Goal - Set out every line bearing the string "besondere".

Exercise material -
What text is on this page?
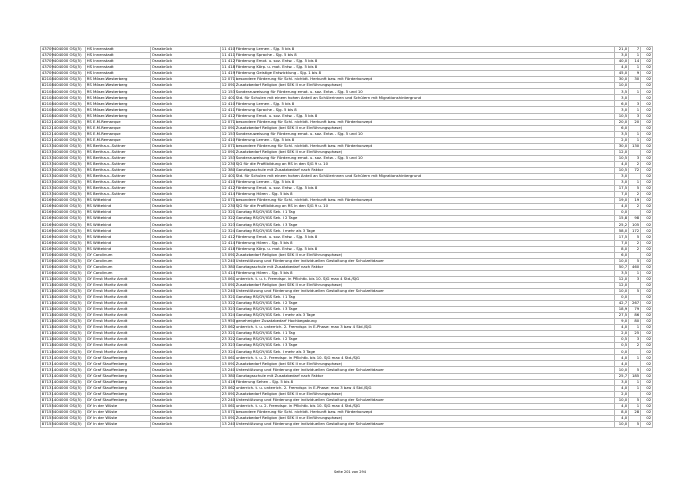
43709	404000 OS/(5)	HS Innenstadt	Osnabrück	11 410	Förderung Lernen - Sjg. 5 bis 8	21,0	7	02
43709	404000 OS/(5)	HS Innenstadt	Osnabrück	11 411	Förderung Sprache - Sjg. 5 bis 8	3,0	1	02
43709	404000 OS/(5)	HS Innenstadt	Osnabrück	11 412	Förderung Emot. u. soz. Entw. - Sjg. 5 bis 8	40,0	14	02
43709	404000 OS/(5)	HS Innenstadt	Osnabrück	11 418	Förderung Körp. u. mot. Entw. - Sjg. 5 bis 8	4,0	1	02
43709	404000 OS/(5)	HS Innenstadt	Osnabrück	11 419	Förderung Geistige Entwicklung - Sjg. 1 bis 8	45,0	9	02
82108	404000 OS/(5)	RS Möser-Westerberg	Osnabrück	12 071	besondere Förderung für Schl. nichtdt. Herkunft bzw. mit Förderkonzept	30,0	30	02
82108	404000 OS/(5)	RS Möser-Westerberg	Osnabrück	12 091	Zusatzbedarf Religion (bei SEK II nur Einführungsphase)	10,0		02
82108	404000 OS/(5)	RS Möser-Westerberg	Osnabrück	12 153	Sonderzuweisung für Förderung emot. u. soz. Entw. - Sjg. 5 und 10	3,5	1	02
82108	404000 OS/(5)	RS Möser-Westerberg	Osnabrück	12 401	Std. für Schulen mit einem hohen Anteil an Schülerinnen und Schülern mit Migrationshintergrund	3,0		02
82108	404000 OS/(5)	RS Möser-Westerberg	Osnabrück	12 410	Förderung Lernen - Sjg. 5 bis 8	6,0	3	02
82108	404000 OS/(5)	RS Möser-Westerberg	Osnabrück	12 411	Förderung Sprache - Sjg. 5 bis 8	3,0	1	02
82108	404000 OS/(5)	RS Möser-Westerberg	Osnabrück	12 412	Förderung Emot. u. soz. Entw. - Sjg. 5 bis 8	10,5	3	02
82121	404000 OS/(5)	RS E.M.Remarque	Osnabrück	12 071	besondere Förderung für Schl. nichtdt. Herkunft bzw. mit Förderkonzept	20,0	20	02
82121	404000 OS/(5)	RS E.M.Remarque	Osnabrück	12 091	Zusatzbedarf Religion (bei SEK II nur Einführungsphase)	6,0		02
82121	404000 OS/(5)	RS E.M.Remarque	Osnabrück	12 153	Sonderzuweisung für Förderung emot. u. soz. Entw. - Sjg. 5 und 10	3,5	1	02
82121	404000 OS/(5)	RS E.M.Remarque	Osnabrück	12 410	Förderung Lernen - Sjg. 5 bis 8	2,0	1	02
82133	404000 OS/(5)	RS Bertha-v.-Suttner	Osnabrück	12 071	besondere Förderung für Schl. nichtdt. Herkunft bzw. mit Förderkonzept	30,0	130	02
82133	404000 OS/(5)	RS Bertha-v.-Suttner	Osnabrück	12 091	Zusatzbedarf Religion (bei SEK II nur Einführungsphase)	12,0		02
82133	404000 OS/(5)	RS Bertha-v.-Suttner	Osnabrück	12 153	Sonderzuweisung für Förderung emot. u. soz. Entw. - Sjg. 5 und 10	10,5	3	02
82133	404000 OS/(5)	RS Bertha-v.-Suttner	Osnabrück	12 230	SJG für die Profilbildung an RS in den SJG 9 u. 10	4,0	2	02
82133	404000 OS/(5)	RS Bertha-v.-Suttner	Osnabrück	12 380	Ganztagsschule mit Zusatzbedarf nach Faktor	10,5	72	02
82133	404000 OS/(5)	RS Bertha-v.-Suttner	Osnabrück	12 401	Std. für Schulen mit einem hohen Anteil an Schülerinnen und Schülern mit Migrationshintergrund	3,0		02
82133	404000 OS/(5)	RS Bertha-v.-Suttner	Osnabrück	12 410	Förderung Lernen - Sjg. 5 bis 8	3,0	1	02
82133	404000 OS/(5)	RS Bertha-v.-Suttner	Osnabrück	12 412	Förderung Emot. u. soz. Entw. - Sjg. 5 bis 8	17,5	5	02
82133	404000 OS/(5)	RS Bertha-v.-Suttner	Osnabrück	12 414	Förderung Hören - Sjg. 5 bis 8	7,0	2	02
82169	404000 OS/(5)	RS Wittekind	Osnabrück	12 071	besondere Förderung für Schl. nichtdt. Herkunft bzw. mit Förderkonzept	19,0	19	02
82169	404000 OS/(5)	RS Wittekind	Osnabrück	12 230	SJG für die Profilbildung an RS in den SJG 9 u. 10	4,0	2	02
82169	404000 OS/(5)	RS Wittekind	Osnabrück	12 321	Ganztag RS/GY/IGS Sek. I 1 Tag	0,0		02
82169	404000 OS/(5)	RS Wittekind	Osnabrück	12 322	Ganztag RS/GY/IGS Sek. I 2 Tage	15,8	98	02
82169	404000 OS/(5)	RS Wittekind	Osnabrück	12 323	Ganztag RS/GY/IGS Sek. I 3 Tage	25,2	105	02
82169	404000 OS/(5)	RS Wittekind	Osnabrück	12 324	Ganztag RS/GY/IGS Sek. I mehr als 3 Tage	58,0	172	02
82169	404000 OS/(5)	RS Wittekind	Osnabrück	12 412	Förderung Emot. u. soz. Entw. - Sjg. 5 bis 8	17,5	5	02
82169	404000 OS/(5)	RS Wittekind	Osnabrück	12 414	Förderung Hören - Sjg. 5 bis 8	7,0	2	02
82169	404000 OS/(5)	RS Wittekind	Osnabrück	12 418	Förderung Körp. u. mot. Entw. - Sjg. 5 bis 8	8,0	2	02
87106	404000 OS/(5)	GY Carolinum	Osnabrück	13 091	Zusatzbedarf Religion (bei SEK II nur Einführungsphase)	6,0		02
87106	404000 OS/(5)	GY Carolinum	Osnabrück	13 240	Unterstützung und Förderung der individuellen Gestaltung der Schulzeitdauer	10,0	5	02
87106	404000 OS/(5)	GY Carolinum	Osnabrück	13 380	Ganztagsschule mit Zusatzbedarf nach Faktor	50,7	460	02
87106	404000 OS/(5)	GY Carolinum	Osnabrück	13 414	Förderung Hören - Sjg. 5 bis 8	3,5	1	02
87118	404000 OS/(5)	GY Ernst Moritz Arndt	Osnabrück	13 061	unterrich. t. u. t. Fremdspr. in Pflichtb. bis 10. SJG max 4 Std./SJG	12,0	3	02
87118	404000 OS/(5)	GY Ernst Moritz Arndt	Osnabrück	13 091	Zusatzbedarf Religion (bei SEK II nur Einführungsphase)	12,0		02
87118	404000 OS/(5)	GY Ernst Moritz Arndt	Osnabrück	13 240	Unterstützung und Förderung der individuellen Gestaltung der Schulzeitdauer	10,0	5	02
87118	404000 OS/(5)	GY Ernst Moritz Arndt	Osnabrück	13 321	Ganztag RS/GY/IGS Sek. I 1 Tag	0,0		02
87118	404000 OS/(5)	GY Ernst Moritz Arndt	Osnabrück	13 322	Ganztag RS/GY/IGS Sek. I 2 Tage	42,7	267	02
87118	404000 OS/(5)	GY Ernst Moritz Arndt	Osnabrück	13 323	Ganztag RS/GY/IGS Sek. I 3 Tage	18,9	79	02
87118	404000 OS/(5)	GY Ernst Moritz Arndt	Osnabrück	13 324	Ganztag RS/GY/IGS Sek. I mehr als 3 Tage	27,5	86	02
87118	404000 OS/(5)	GY Ernst Moritz Arndt	Osnabrück	13 950	genehmigter Zusatzbedarf Hochbegabung	9,0	80	02
87118	404000 OS/(5)	GY Ernst Moritz Arndt	Osnabrück	23 062	unterrich. t. u. unterrich. 2. Fremdspr. in E-Phase: max 3 bzw 4 Std./SJG	4,0	1	02
87118	404000 OS/(5)	GY Ernst Moritz Arndt	Osnabrück	23 321	Ganztag RS/GY/IGS Sek. I 1 Tag	2,0	25	02
87118	404000 OS/(5)	GY Ernst Moritz Arndt	Osnabrück	23 322	Ganztag RS/GY/IGS Sek. I 2 Tage	0,5	3	02
87118	404000 OS/(5)	GY Ernst Moritz Arndt	Osnabrück	23 323	Ganztag RS/GY/IGS Sek. I 3 Tage	0,5	2	02
87118	404000 OS/(5)	GY Ernst Moritz Arndt	Osnabrück	23 324	Ganztag RS/GY/IGS Sek. I mehr als 3 Tage	0,0		02
87131	404000 OS/(5)	GY Graf Stauffenberg	Osnabrück	13 061	unterrich. t. u. 2. Fremdspr. in Pflichtb. bis 10. SJG max 4 Std./SJG	4,0	1	02
87131	404000 OS/(5)	GY Graf Stauffenberg	Osnabrück	13 091	Zusatzbedarf Religion (bei SEK II nur Einführungsphase)	4,0		02
87131	404000 OS/(5)	GY Graf Stauffenberg	Osnabrück	13 240	Unterstützung und Förderung der individuellen Gestaltung der Schulzeitdauer	10,0	5	02
87131	404000 OS/(5)	GY Graf Stauffenberg	Osnabrück	13 380	Ganztagsschule mit Zusatzbedarf nach Faktor	25,7	185	02
87131	404000 OS/(5)	GY Graf Stauffenberg	Osnabrück	13 416	Förderung Sehen - Sjg. 5 bis 8	3,0	1	02
87131	404000 OS/(5)	GY Graf Stauffenberg	Osnabrück	23 062	unterrich. t. u. unterrich. 2. Fremdspr. in E-Phase: max 3 bzw 4 Std./SJG	4,0	1	02
87131	404000 OS/(5)	GY Graf Stauffenberg	Osnabrück	23 091	Zusatzbedarf Religion (bei SEK II nur Einführungsphase)	2,0		02
87131	404000 OS/(5)	GY Graf Stauffenberg	Osnabrück	23 240	Unterstützung und Förderung der individuellen Gestaltung der Schulzeitdauer	10,0	5	02
87155	404000 OS/(5)	GY In der Wüste	Osnabrück	13 061	unterrich. t. u. 2. Fremdspr. in Pflichtb. bis 10. SJG max 4 Std./SJG	4,0	1	02
87155	404000 OS/(5)	GY In der Wüste	Osnabrück	13 071	besondere Förderung für Schl. nichtdt. Herkunft bzw. mit Förderkonzept	8,0	28	02
87155	404000 OS/(5)	GY In der Wüste	Osnabrück	13 091	Zusatzbedarf Religion (bei SEK II nur Einführungsphase)	4,0		02
87155	404000 OS/(5)	GY In der Wüste	Osnabrück	13 240	Unterstützung und Förderung der individuellen Gestaltung der Schulzeitdauer	10,0	5	02
Seite 201 von 294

Output of the exercise -
82108	404000 OS/(5)	RS Möser-Westerberg	Osnabrück	12 071	besondere Förderung für Schl. nichtdt. Herkunft bzw. mit Förderkonzept	30,0	30	02
82121	404000 OS/(5)	RS E.M.Remarque	Osnabrück	12 071	besondere Förderung für Schl. nichtdt. Herkunft bzw. mit Förderkonzept	20,0	20	02
82133	404000 OS/(5)	RS Bertha-v.-Suttner	Osnabrück	12 071	besondere Förderung für Schl. nichtdt. Herkunft bzw. mit Förderkonzept	30,0	130	02
82169	404000 OS/(5)	RS Wittekind	Osnabrück	12 071	besondere Förderung für Schl. nichtdt. Herkunft bzw. mit Förderkonzept	19,0	19	02
87155	404000 OS/(5)	GY In der Wüste	Osnabrück	13 071	besondere Förderung für Schl. nichtdt. Herkunft bzw. mit Förderkonzept	8,0	28	02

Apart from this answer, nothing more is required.